What you should do: Copy each line holding the string "故答案为".

Available data:
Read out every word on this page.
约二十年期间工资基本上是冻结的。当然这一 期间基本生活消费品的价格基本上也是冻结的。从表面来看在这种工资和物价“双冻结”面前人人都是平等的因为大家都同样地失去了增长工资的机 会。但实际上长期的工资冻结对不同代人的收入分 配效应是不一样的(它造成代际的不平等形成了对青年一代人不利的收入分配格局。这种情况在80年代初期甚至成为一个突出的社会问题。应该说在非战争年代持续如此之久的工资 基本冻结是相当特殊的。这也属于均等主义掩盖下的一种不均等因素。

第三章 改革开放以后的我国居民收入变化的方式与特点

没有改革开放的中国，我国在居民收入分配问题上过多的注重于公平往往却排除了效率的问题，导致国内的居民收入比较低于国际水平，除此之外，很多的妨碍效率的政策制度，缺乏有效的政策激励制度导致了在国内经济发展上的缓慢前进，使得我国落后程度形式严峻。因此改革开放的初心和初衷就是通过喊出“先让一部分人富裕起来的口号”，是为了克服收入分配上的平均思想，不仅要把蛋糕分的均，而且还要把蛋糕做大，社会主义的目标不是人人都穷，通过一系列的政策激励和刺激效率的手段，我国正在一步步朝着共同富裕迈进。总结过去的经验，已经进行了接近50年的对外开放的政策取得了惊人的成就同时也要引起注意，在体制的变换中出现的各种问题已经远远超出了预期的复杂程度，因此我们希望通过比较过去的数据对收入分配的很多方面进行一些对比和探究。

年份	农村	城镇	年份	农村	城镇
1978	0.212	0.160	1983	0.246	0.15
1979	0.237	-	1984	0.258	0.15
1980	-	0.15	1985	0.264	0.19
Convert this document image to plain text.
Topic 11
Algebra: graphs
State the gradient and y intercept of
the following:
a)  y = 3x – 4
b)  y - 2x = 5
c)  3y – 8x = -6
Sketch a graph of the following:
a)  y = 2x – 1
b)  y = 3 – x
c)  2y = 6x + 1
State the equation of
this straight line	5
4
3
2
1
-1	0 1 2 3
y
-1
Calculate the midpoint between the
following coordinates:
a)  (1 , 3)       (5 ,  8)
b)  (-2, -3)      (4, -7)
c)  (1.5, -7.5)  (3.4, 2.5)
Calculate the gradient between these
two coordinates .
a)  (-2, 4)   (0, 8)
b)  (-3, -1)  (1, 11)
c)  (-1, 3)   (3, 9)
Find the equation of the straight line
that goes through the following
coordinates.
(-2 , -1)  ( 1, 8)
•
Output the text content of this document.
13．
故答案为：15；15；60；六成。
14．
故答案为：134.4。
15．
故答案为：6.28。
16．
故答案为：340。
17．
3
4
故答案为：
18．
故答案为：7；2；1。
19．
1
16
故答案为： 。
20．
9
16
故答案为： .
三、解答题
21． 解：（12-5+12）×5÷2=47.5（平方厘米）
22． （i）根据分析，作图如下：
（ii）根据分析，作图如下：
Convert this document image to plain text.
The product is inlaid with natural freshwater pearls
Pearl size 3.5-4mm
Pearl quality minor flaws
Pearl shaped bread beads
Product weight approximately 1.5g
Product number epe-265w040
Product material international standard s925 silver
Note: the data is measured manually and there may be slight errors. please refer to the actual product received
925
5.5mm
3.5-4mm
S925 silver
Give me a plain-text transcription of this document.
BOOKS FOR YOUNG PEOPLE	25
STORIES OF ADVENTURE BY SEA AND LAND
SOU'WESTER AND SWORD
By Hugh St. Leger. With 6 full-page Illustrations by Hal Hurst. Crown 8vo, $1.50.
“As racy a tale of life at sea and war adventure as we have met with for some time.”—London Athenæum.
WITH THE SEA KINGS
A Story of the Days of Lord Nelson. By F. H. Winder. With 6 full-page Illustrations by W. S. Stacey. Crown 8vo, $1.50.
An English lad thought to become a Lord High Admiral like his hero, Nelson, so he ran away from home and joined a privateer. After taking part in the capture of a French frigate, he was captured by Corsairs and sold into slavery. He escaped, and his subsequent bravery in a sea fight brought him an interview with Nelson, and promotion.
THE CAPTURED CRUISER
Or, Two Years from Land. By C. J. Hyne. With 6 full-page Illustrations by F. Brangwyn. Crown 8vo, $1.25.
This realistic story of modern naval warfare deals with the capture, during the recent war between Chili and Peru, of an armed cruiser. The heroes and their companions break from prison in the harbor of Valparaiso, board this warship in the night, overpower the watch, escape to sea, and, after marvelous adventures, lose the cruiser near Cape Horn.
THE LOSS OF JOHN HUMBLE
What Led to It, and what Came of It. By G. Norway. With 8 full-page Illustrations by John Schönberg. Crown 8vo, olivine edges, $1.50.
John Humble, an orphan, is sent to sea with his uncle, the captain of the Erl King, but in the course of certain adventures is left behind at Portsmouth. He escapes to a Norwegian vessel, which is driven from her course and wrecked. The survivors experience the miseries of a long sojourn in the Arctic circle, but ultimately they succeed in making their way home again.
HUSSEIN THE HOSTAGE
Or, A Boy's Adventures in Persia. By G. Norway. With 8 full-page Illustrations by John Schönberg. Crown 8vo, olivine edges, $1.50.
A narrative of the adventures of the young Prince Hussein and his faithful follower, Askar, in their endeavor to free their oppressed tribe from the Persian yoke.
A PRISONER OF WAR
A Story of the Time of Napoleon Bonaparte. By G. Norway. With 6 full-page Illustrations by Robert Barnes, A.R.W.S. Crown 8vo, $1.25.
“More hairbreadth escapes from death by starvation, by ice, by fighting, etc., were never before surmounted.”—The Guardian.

Written reply:
故答案为：15；15；60；六成。
故答案为：134.4。
故答案为：6.28。
故答案为：340。
故答案为：
故答案为：7；2；1。
故答案为： 。
故答案为： .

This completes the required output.